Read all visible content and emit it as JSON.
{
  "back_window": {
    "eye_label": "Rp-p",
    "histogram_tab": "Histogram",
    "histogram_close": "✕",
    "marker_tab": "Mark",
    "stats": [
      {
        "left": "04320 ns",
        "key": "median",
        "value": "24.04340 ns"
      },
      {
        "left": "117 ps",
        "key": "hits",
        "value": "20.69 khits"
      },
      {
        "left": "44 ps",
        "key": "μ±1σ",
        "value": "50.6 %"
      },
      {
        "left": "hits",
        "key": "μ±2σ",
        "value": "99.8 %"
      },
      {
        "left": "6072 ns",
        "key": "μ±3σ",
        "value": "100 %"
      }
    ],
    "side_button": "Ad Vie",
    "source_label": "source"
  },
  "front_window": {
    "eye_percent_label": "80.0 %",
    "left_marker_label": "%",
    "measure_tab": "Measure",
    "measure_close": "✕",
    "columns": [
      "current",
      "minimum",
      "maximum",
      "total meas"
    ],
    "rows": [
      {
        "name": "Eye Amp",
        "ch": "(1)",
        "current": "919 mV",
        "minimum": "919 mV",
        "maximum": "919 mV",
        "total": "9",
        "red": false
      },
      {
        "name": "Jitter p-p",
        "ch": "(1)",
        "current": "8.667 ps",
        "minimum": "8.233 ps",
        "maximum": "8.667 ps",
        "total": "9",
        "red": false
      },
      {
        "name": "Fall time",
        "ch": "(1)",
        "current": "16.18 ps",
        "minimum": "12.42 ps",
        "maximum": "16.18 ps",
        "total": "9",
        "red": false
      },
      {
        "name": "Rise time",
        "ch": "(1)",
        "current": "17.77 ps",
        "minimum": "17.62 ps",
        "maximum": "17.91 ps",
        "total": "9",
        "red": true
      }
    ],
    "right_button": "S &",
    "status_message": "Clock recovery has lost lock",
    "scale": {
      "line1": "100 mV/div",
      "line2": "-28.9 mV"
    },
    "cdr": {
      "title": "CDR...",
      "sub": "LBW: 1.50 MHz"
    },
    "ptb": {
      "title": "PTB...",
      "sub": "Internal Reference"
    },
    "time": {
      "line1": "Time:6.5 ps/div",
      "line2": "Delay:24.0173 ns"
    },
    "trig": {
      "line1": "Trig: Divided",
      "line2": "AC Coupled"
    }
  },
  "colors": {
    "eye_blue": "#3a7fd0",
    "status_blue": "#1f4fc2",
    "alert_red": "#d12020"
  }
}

REQUIREMENT
The records above are to be repeated exactly, in their entirety.

ANSWER TO THIS TASK
Read all visible content and emit it as JSON.
{
  "back_window": {
    "eye_label": "Rp-p",
    "histogram_tab": "Histogram",
    "histogram_close": "✕",
    "marker_tab": "Mark",
    "stats": [
      {
        "left": "04320 ns",
        "key": "median",
        "value": "24.04340 ns"
      },
      {
        "left": "117 ps",
        "key": "hits",
        "value": "20.69 khits"
      },
      {
        "left": "44 ps",
        "key": "μ±1σ",
        "value": "50.6 %"
      },
      {
        "left": "hits",
        "key": "μ±2σ",
        "value": "99.8 %"
      },
      {
        "left": "6072 ns",
        "key": "μ±3σ",
        "value": "100 %"
      }
    ],
    "side_button": "Ad Vie",
    "source_label": "source"
  },
  "front_window": {
    "eye_percent_label": "80.0 %",
    "left_marker_label": "%",
    "measure_tab": "Measure",
    "measure_close": "✕",
    "columns": [
      "current",
      "minimum",
      "maximum",
      "total meas"
    ],
    "rows": [
      {
        "name": "Eye Amp",
        "ch": "(1)",
        "current": "919 mV",
        "minimum": "919 mV",
        "maximum": "919 mV",
        "total": "9",
        "red": false
      },
      {
        "name": "Jitter p-p",
        "ch": "(1)",
        "current": "8.667 ps",
        "minimum": "8.233 ps",
        "maximum": "8.667 ps",
        "total": "9",
        "red": false
      },
      {
        "name": "Fall time",
        "ch": "(1)",
        "current": "16.18 ps",
        "minimum": "12.42 ps",
        "maximum": "16.18 ps",
        "total": "9",
        "red": false
      },
      {
        "name": "Rise time",
        "ch": "(1)",
        "current": "17.77 ps",
        "minimum": "17.62 ps",
        "maximum": "17.91 ps",
        "total": "9",
        "red": true
      }
    ],
    "right_button": "S &",
    "status_message": "Clock recovery has lost lock",
    "scale": {
      "line1": "100 mV/div",
      "line2": "-28.9 mV"
    },
    "cdr": {
      "title": "CDR...",
      "sub": "LBW: 1.50 MHz"
    },
    "ptb": {
      "title": "PTB...",
      "sub": "Internal Reference"
    },
    "time": {
      "line1": "Time:6.5 ps/div",
      "line2": "Delay:24.0173 ns"
    },
    "trig": {
      "line1": "Trig: Divided",
      "line2": "AC Coupled"
    }
  },
  "colors": {
    "eye_blue": "#3a7fd0",
    "status_blue": "#1f4fc2",
    "alert_red": "#d12020"
  }
}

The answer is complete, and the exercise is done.